* Exercise: Your task is to copy the listing exactly, with the pictures left out.

* Data for processing:

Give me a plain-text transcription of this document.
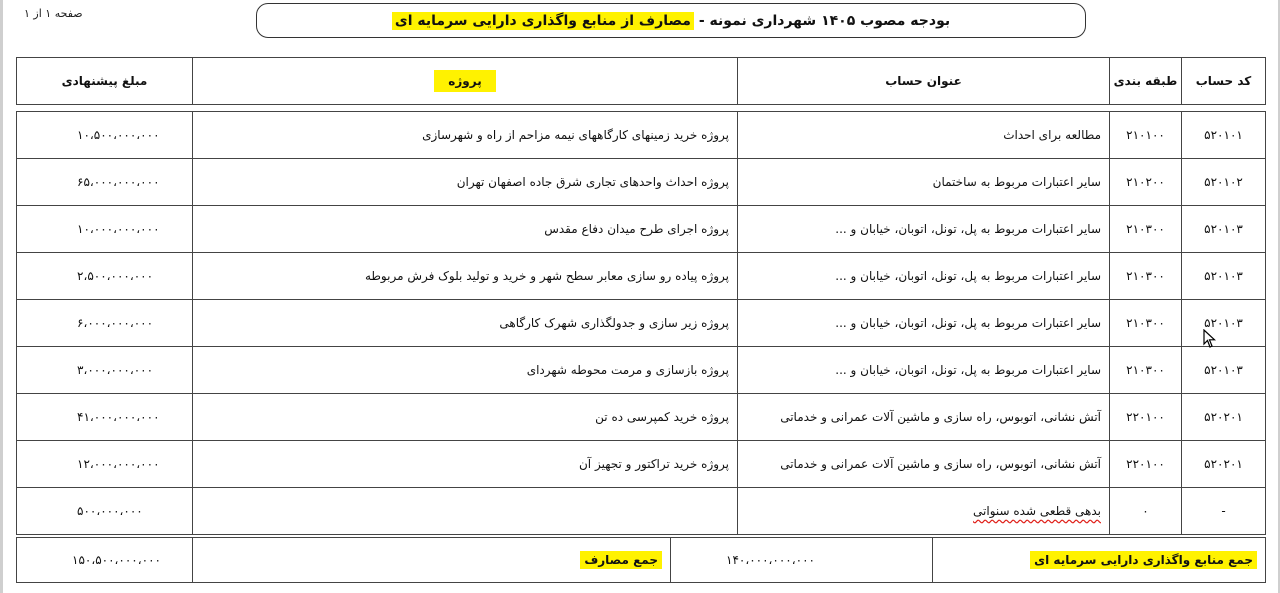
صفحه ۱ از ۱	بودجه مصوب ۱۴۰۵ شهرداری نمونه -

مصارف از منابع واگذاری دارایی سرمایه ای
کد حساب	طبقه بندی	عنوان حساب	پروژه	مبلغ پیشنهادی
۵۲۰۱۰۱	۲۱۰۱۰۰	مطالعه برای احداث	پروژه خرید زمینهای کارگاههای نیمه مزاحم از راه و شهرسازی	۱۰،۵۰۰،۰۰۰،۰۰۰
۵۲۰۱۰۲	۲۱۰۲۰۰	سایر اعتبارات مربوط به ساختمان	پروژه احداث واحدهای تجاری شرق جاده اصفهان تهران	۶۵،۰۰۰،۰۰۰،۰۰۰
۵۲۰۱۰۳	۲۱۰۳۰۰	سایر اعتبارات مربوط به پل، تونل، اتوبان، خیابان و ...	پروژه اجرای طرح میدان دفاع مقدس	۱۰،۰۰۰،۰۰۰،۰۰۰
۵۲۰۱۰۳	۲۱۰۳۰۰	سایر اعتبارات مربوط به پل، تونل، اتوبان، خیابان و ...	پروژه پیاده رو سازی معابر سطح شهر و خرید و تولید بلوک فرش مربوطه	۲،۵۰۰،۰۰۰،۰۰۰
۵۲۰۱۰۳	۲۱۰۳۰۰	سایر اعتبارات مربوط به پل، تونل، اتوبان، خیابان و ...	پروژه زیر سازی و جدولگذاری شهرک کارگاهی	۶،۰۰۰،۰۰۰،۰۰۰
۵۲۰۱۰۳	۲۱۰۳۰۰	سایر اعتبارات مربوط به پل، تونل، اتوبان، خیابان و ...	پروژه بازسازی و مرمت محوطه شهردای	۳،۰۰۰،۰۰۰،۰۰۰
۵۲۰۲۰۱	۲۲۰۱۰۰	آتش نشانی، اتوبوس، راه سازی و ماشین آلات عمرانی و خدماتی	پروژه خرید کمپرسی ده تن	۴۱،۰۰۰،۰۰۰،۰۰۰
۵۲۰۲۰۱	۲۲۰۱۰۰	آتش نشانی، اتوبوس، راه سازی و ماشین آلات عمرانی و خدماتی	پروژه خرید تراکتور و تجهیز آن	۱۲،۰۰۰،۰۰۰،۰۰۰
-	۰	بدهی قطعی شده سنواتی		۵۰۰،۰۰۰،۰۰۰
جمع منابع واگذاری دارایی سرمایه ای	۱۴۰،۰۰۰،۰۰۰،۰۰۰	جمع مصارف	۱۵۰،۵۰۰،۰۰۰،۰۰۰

* Finished answer:
Give me a plain-text transcription of this document.
صفحه ۱ از ۱	بودجه مصوب ۱۴۰۵ شهرداری نمونه -

مصارف از منابع واگذاری دارایی سرمایه ای
کد حساب	طبقه بندی	عنوان حساب	پروژه	مبلغ پیشنهادی
۵۲۰۱۰۱	۲۱۰۱۰۰	مطالعه برای احداث	پروژه خرید زمینهای کارگاههای نیمه مزاحم از راه و شهرسازی	۱۰،۵۰۰،۰۰۰،۰۰۰
۵۲۰۱۰۲	۲۱۰۲۰۰	سایر اعتبارات مربوط به ساختمان	پروژه احداث واحدهای تجاری شرق جاده اصفهان تهران	۶۵،۰۰۰،۰۰۰،۰۰۰
۵۲۰۱۰۳	۲۱۰۳۰۰	سایر اعتبارات مربوط به پل، تونل، اتوبان، خیابان و ...	پروژه اجرای طرح میدان دفاع مقدس	۱۰،۰۰۰،۰۰۰،۰۰۰
۵۲۰۱۰۳	۲۱۰۳۰۰	سایر اعتبارات مربوط به پل، تونل، اتوبان، خیابان و ...	پروژه پیاده رو سازی معابر سطح شهر و خرید و تولید بلوک فرش مربوطه	۲،۵۰۰،۰۰۰،۰۰۰
۵۲۰۱۰۳	۲۱۰۳۰۰	سایر اعتبارات مربوط به پل، تونل، اتوبان، خیابان و ...	پروژه زیر سازی و جدولگذاری شهرک کارگاهی	۶،۰۰۰،۰۰۰،۰۰۰
۵۲۰۱۰۳	۲۱۰۳۰۰	سایر اعتبارات مربوط به پل، تونل، اتوبان، خیابان و ...	پروژه بازسازی و مرمت محوطه شهردای	۳،۰۰۰،۰۰۰،۰۰۰
۵۲۰۲۰۱	۲۲۰۱۰۰	آتش نشانی، اتوبوس، راه سازی و ماشین آلات عمرانی و خدماتی	پروژه خرید کمپرسی ده تن	۴۱،۰۰۰،۰۰۰،۰۰۰
۵۲۰۲۰۱	۲۲۰۱۰۰	آتش نشانی، اتوبوس، راه سازی و ماشین آلات عمرانی و خدماتی	پروژه خرید تراکتور و تجهیز آن	۱۲،۰۰۰،۰۰۰،۰۰۰
-	۰	بدهی قطعی شده سنواتی		۵۰۰،۰۰۰،۰۰۰
جمع منابع واگذاری دارایی سرمایه ای	۱۴۰،۰۰۰،۰۰۰،۰۰۰	جمع مصارف	۱۵۰،۵۰۰،۰۰۰،۰۰۰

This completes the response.